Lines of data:
================

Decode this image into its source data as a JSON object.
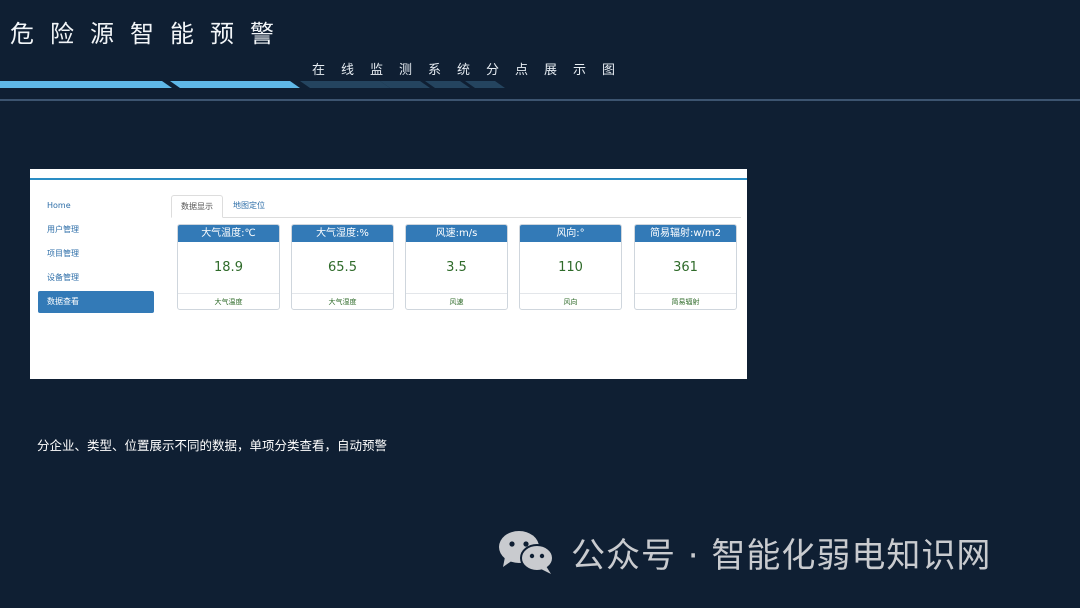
{
  "header": {
    "title": "危险源智能预警",
    "subtitle": "在线监测系统分点展示图"
  },
  "screen": {
    "nav": [
      {
        "label": "Home",
        "active": false
      },
      {
        "label": "用户管理",
        "active": false
      },
      {
        "label": "项目管理",
        "active": false
      },
      {
        "label": "设备管理",
        "active": false
      },
      {
        "label": "数据查看",
        "active": true
      }
    ],
    "tabs": [
      {
        "label": "数据显示",
        "active": true
      },
      {
        "label": "地图定位",
        "active": false
      }
    ],
    "cards": [
      {
        "title": "大气温度:℃",
        "value": "18.9",
        "footer": "大气温度"
      },
      {
        "title": "大气湿度:%",
        "value": "65.5",
        "footer": "大气湿度"
      },
      {
        "title": "风速:m/s",
        "value": "3.5",
        "footer": "风速"
      },
      {
        "title": "风向:°",
        "value": "110",
        "footer": "风向"
      },
      {
        "title": "简易辐射:w/m2",
        "value": "361",
        "footer": "简易辐射"
      }
    ]
  },
  "caption": "分企业、类型、位置展示不同的数据，单项分类查看，自动预警",
  "watermark": {
    "icon": "wechat-icon",
    "text": "公众号 · 智能化弱电知识网"
  },
  "colors": {
    "background": "#0f1f33",
    "accent": "#337ab7",
    "value_text": "#2f6b2a",
    "deco_bar": "#5fb8e8"
  }
}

================

Copy all the entries word for word. Omit any pictures.

• RESPONSE:
Decode this image into its source data as a JSON object.
{
  "header": {
    "title": "危险源智能预警",
    "subtitle": "在线监测系统分点展示图"
  },
  "screen": {
    "nav": [
      {
        "label": "Home",
        "active": false
      },
      {
        "label": "用户管理",
        "active": false
      },
      {
        "label": "项目管理",
        "active": false
      },
      {
        "label": "设备管理",
        "active": false
      },
      {
        "label": "数据查看",
        "active": true
      }
    ],
    "tabs": [
      {
        "label": "数据显示",
        "active": true
      },
      {
        "label": "地图定位",
        "active": false
      }
    ],
    "cards": [
      {
        "title": "大气温度:℃",
        "value": "18.9",
        "footer": "大气温度"
      },
      {
        "title": "大气湿度:%",
        "value": "65.5",
        "footer": "大气湿度"
      },
      {
        "title": "风速:m/s",
        "value": "3.5",
        "footer": "风速"
      },
      {
        "title": "风向:°",
        "value": "110",
        "footer": "风向"
      },
      {
        "title": "简易辐射:w/m2",
        "value": "361",
        "footer": "简易辐射"
      }
    ]
  },
  "caption": "分企业、类型、位置展示不同的数据，单项分类查看，自动预警",
  "watermark": {
    "icon": "wechat-icon",
    "text": "公众号 · 智能化弱电知识网"
  },
  "colors": {
    "background": "#0f1f33",
    "accent": "#337ab7",
    "value_text": "#2f6b2a",
    "deco_bar": "#5fb8e8"
  }
}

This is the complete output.